Given instruction => Return the number of lines that include the string "login", without any other text.

Material =>
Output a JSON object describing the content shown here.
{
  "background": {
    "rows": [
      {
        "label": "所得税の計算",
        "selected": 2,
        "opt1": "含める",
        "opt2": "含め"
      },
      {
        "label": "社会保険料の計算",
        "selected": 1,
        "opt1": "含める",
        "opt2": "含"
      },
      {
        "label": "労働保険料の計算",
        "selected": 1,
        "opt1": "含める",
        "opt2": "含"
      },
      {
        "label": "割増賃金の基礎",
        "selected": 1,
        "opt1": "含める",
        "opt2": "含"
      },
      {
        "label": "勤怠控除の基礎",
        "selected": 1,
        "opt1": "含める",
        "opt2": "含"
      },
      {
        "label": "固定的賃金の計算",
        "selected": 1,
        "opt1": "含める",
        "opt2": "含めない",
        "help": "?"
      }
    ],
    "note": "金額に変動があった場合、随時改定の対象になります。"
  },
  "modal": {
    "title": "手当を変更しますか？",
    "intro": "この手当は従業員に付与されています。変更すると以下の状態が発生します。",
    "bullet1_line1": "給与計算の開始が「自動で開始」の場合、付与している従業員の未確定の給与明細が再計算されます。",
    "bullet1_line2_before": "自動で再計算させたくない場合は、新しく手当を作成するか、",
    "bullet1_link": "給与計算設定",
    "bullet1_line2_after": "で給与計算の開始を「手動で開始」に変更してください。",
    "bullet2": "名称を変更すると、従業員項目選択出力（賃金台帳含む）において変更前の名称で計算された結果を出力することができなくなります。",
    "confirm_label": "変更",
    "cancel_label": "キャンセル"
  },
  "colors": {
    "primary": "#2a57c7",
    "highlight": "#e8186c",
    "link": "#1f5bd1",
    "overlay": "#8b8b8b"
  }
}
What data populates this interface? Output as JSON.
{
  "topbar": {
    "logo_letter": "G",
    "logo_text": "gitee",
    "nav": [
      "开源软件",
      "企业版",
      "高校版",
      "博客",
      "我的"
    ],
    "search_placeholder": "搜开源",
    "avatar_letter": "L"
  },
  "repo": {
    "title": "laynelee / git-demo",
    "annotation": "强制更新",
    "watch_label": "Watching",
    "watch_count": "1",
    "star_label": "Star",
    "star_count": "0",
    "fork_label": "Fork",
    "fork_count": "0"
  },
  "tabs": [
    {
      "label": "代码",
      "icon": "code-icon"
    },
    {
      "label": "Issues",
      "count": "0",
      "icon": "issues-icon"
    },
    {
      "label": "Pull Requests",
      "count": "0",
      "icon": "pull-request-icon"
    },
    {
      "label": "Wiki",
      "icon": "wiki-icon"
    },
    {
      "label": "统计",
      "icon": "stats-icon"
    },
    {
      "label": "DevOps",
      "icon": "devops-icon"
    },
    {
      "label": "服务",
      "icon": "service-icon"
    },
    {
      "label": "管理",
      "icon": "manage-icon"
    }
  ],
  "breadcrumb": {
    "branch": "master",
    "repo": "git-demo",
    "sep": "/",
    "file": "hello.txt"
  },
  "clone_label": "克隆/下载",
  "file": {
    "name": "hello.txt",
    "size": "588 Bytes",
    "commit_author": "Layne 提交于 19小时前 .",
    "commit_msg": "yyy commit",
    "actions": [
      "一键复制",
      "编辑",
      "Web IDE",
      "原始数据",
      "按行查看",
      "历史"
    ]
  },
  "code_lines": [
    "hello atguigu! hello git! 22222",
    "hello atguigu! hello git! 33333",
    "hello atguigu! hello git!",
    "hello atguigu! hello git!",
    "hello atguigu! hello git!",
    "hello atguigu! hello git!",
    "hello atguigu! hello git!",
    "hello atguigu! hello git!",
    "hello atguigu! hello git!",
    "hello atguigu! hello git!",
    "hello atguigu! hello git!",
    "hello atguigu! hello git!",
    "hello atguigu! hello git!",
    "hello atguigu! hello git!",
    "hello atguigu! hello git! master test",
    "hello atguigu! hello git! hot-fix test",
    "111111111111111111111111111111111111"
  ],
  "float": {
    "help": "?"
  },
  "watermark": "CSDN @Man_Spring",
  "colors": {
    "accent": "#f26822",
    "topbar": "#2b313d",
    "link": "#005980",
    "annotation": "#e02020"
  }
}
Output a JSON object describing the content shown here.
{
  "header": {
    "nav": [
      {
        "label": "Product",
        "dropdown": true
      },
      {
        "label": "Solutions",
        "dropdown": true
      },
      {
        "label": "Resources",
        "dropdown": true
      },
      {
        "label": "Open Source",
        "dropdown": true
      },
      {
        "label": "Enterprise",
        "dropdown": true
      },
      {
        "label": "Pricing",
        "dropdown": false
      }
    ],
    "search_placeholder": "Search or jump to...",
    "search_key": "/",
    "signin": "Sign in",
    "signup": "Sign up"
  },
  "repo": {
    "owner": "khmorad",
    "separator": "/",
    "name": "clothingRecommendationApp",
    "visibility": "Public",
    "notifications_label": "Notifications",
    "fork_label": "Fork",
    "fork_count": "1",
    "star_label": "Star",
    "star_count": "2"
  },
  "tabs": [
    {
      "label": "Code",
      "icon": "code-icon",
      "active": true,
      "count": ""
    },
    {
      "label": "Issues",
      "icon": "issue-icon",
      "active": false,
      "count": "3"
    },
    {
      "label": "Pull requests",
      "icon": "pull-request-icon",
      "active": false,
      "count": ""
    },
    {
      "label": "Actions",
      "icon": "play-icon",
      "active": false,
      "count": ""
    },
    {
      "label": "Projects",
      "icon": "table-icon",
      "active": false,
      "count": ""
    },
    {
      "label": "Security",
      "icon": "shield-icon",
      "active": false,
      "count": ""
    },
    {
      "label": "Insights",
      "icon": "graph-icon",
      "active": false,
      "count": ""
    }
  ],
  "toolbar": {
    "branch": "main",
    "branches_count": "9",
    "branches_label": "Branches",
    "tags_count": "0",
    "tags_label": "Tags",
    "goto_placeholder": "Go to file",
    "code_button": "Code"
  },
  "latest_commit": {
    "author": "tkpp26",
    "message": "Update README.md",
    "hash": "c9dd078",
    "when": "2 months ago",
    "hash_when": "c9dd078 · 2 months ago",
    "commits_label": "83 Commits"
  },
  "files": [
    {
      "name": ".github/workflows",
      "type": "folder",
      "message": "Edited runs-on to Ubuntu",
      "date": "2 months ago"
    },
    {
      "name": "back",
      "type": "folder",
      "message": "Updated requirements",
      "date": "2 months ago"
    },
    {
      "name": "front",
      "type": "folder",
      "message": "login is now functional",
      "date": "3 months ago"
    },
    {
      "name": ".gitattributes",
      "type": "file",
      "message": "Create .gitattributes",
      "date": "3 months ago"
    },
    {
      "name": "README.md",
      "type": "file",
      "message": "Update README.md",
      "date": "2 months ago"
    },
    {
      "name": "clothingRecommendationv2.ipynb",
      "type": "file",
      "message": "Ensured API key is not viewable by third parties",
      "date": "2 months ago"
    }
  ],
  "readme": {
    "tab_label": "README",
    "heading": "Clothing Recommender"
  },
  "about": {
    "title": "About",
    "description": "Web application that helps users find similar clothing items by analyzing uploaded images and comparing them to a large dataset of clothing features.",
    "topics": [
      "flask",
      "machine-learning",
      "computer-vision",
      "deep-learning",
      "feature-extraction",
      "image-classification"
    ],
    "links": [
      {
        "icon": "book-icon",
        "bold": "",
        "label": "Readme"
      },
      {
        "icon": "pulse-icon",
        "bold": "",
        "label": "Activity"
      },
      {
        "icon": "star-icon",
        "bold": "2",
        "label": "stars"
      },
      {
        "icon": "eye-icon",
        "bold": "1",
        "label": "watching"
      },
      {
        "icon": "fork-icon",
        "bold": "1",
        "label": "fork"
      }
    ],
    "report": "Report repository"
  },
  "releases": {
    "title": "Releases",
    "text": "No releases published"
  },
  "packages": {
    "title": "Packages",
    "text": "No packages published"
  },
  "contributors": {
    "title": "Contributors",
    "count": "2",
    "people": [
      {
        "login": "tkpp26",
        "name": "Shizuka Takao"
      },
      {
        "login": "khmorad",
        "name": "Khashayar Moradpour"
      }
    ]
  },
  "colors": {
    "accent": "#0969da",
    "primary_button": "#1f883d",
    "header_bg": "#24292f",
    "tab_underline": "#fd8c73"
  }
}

Solution to the exercise => 3